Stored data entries
START

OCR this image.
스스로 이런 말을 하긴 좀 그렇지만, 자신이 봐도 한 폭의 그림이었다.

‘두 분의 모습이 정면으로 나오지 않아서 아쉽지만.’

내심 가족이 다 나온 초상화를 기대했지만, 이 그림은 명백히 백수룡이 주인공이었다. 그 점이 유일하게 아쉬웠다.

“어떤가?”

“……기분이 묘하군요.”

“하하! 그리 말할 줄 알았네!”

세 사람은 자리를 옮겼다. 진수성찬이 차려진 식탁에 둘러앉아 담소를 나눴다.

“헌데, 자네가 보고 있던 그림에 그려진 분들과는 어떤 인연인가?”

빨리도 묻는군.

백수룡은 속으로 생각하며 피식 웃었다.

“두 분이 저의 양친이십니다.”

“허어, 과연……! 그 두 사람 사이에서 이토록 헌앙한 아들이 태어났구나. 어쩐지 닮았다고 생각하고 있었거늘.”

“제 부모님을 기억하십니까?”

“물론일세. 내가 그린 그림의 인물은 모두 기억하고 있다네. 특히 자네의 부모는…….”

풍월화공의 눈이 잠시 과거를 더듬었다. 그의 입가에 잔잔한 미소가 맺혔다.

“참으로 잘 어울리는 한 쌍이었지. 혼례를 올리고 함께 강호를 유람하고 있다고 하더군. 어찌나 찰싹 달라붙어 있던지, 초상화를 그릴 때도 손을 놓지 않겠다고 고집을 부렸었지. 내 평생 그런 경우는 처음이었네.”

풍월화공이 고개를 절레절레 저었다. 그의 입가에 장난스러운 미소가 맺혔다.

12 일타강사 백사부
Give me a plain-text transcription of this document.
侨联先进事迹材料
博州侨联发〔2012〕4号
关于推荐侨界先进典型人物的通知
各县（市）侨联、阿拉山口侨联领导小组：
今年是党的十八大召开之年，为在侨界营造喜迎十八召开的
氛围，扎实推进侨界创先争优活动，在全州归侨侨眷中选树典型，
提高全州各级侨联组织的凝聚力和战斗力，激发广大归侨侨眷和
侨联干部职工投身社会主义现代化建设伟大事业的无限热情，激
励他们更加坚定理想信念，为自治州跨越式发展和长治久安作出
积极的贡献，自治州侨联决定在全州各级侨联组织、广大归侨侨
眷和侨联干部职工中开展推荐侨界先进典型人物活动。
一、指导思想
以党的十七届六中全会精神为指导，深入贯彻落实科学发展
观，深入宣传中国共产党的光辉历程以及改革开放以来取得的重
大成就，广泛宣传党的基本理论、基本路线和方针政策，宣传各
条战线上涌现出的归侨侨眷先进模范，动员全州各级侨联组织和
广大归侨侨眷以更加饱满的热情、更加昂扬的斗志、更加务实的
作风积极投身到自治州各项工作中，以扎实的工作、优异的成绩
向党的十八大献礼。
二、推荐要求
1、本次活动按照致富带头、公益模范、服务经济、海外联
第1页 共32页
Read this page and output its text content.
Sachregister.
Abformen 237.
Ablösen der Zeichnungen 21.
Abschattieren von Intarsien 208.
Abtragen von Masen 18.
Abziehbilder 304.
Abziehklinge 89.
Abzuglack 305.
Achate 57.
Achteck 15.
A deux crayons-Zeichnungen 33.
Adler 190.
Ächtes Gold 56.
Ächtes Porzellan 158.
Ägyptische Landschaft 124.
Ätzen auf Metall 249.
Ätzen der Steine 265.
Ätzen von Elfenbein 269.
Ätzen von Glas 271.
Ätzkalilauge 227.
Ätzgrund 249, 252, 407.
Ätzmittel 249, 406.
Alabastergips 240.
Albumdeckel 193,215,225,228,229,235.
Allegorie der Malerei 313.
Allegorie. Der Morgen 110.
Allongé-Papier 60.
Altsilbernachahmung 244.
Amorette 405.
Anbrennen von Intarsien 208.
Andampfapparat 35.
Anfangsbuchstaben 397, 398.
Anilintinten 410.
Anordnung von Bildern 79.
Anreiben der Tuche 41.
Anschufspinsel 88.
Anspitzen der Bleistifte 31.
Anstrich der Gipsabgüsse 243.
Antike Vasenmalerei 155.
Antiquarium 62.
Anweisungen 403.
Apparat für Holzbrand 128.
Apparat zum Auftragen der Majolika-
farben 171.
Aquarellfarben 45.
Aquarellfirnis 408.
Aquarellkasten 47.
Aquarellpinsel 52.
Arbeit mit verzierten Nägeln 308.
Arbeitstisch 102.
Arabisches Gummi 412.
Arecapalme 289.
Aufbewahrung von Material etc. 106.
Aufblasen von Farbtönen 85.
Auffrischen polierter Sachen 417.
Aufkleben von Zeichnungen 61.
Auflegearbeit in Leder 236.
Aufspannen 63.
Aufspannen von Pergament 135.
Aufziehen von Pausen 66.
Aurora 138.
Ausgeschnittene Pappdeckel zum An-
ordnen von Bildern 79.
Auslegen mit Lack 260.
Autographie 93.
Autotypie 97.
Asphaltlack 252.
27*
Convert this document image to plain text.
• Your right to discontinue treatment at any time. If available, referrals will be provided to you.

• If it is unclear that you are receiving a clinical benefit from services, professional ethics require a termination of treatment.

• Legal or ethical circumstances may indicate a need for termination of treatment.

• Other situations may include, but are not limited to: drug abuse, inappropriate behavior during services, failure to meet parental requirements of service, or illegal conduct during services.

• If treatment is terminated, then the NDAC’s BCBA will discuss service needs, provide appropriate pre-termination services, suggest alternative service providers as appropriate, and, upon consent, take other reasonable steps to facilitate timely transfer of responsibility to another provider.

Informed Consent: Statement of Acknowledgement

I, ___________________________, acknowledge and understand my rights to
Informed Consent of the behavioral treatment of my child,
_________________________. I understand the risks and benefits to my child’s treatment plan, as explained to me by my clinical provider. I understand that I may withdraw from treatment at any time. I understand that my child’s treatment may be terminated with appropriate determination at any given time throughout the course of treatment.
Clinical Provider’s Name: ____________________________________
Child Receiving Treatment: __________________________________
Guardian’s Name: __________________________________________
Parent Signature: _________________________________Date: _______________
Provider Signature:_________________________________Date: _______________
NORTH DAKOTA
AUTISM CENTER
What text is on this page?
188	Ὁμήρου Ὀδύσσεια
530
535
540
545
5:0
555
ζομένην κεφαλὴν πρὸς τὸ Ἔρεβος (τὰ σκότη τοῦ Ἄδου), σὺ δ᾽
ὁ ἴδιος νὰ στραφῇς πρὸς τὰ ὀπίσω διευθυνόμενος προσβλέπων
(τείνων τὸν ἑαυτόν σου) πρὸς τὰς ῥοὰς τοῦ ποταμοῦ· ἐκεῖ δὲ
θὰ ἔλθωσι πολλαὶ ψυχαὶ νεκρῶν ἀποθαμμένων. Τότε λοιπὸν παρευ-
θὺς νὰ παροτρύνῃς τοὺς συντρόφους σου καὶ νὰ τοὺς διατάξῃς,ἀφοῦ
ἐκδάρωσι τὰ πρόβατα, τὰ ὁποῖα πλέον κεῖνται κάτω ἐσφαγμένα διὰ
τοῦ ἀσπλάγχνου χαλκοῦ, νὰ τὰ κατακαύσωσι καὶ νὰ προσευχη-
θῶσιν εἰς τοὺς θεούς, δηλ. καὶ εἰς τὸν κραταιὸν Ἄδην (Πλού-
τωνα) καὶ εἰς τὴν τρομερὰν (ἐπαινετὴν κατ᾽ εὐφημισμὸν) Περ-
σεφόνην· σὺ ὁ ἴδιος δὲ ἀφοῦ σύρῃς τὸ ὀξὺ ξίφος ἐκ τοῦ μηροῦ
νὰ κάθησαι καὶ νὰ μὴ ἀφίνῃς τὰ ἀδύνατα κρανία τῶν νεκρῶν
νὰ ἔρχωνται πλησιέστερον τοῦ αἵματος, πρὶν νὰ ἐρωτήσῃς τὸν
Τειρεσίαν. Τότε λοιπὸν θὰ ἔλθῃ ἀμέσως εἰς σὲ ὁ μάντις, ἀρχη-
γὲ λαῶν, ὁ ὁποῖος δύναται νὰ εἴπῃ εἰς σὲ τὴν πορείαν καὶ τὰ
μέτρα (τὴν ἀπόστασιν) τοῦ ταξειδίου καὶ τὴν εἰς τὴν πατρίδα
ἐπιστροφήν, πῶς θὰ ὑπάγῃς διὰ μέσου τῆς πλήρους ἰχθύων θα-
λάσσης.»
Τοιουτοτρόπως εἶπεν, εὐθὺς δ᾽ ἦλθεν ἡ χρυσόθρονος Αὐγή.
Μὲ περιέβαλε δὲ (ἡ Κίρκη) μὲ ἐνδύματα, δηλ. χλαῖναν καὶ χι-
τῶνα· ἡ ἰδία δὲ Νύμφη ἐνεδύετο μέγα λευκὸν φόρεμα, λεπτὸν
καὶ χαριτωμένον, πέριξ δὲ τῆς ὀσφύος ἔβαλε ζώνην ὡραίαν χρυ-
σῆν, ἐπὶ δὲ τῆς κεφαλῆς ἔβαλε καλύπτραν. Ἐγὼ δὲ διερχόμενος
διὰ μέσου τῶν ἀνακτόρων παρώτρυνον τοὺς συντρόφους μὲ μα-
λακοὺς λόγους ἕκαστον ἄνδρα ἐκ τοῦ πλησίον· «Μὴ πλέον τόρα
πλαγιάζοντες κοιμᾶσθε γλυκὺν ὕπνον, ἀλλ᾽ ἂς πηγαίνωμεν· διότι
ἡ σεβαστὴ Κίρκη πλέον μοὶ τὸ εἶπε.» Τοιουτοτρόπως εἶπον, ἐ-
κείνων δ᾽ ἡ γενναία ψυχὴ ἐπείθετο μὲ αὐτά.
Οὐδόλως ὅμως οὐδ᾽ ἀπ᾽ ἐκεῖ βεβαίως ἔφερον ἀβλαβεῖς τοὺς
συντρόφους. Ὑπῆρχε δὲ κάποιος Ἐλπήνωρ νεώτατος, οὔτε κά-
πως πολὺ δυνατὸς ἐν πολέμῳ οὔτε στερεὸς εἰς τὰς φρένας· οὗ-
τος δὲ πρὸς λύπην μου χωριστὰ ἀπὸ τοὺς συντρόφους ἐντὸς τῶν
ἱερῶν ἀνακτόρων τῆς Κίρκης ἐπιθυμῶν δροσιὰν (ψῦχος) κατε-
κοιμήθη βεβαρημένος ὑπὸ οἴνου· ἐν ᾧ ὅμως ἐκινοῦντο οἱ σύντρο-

END

[Task instructions]: Gather each line from the listing above that holds "νεκρῶν".

[Result of the task]:
θὰ ἔλθωσι πολλαὶ ψυχαὶ νεκρῶν ἀποθαμμένων. Τότε λοιπὸν παρευ-
νὰ κάθησαι καὶ νὰ μὴ ἀφίνῃς τὰ ἀδύνατα κρανία τῶν νεκρῶν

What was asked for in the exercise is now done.